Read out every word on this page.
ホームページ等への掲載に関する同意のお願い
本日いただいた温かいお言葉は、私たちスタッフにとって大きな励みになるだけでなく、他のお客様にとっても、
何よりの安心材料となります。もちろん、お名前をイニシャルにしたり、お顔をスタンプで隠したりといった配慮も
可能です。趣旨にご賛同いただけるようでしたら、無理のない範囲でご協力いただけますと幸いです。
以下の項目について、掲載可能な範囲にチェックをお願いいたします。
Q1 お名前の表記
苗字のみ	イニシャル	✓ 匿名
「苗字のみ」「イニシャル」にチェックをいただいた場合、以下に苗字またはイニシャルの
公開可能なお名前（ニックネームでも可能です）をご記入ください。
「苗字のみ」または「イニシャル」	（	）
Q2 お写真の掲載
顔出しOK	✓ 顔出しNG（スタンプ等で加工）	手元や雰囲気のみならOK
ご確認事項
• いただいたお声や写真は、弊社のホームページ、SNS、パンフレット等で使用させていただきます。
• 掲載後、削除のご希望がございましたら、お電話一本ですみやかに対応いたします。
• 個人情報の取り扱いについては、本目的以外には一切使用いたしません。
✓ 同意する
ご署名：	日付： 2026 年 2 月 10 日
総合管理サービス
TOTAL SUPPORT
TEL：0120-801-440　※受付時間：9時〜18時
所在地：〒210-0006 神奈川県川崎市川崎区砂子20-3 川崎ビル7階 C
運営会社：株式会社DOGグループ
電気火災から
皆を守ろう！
______
Return the entries in full, keeping every line exactly as it is.

» FINAL ANSWER:
Read out every word on this page.
ホームページ等への掲載に関する同意のお願い
本日いただいた温かいお言葉は、私たちスタッフにとって大きな励みになるだけでなく、他のお客様にとっても、
何よりの安心材料となります。もちろん、お名前をイニシャルにしたり、お顔をスタンプで隠したりといった配慮も
可能です。趣旨にご賛同いただけるようでしたら、無理のない範囲でご協力いただけますと幸いです。
以下の項目について、掲載可能な範囲にチェックをお願いいたします。
Q1 お名前の表記
苗字のみ	イニシャル	✓ 匿名
「苗字のみ」「イニシャル」にチェックをいただいた場合、以下に苗字またはイニシャルの
公開可能なお名前（ニックネームでも可能です）をご記入ください。
「苗字のみ」または「イニシャル」	（	）
Q2 お写真の掲載
顔出しOK	✓ 顔出しNG（スタンプ等で加工）	手元や雰囲気のみならOK
ご確認事項
• いただいたお声や写真は、弊社のホームページ、SNS、パンフレット等で使用させていただきます。
• 掲載後、削除のご希望がございましたら、お電話一本ですみやかに対応いたします。
• 個人情報の取り扱いについては、本目的以外には一切使用いたしません。
✓ 同意する
ご署名：	日付： 2026 年 2 月 10 日
総合管理サービス
TOTAL SUPPORT
TEL：0120-801-440　※受付時間：9時〜18時
所在地：〒210-0006 神奈川県川崎市川崎区砂子20-3 川崎ビル7階 C
運営会社：株式会社DOGグループ
電気火災から
皆を守ろう！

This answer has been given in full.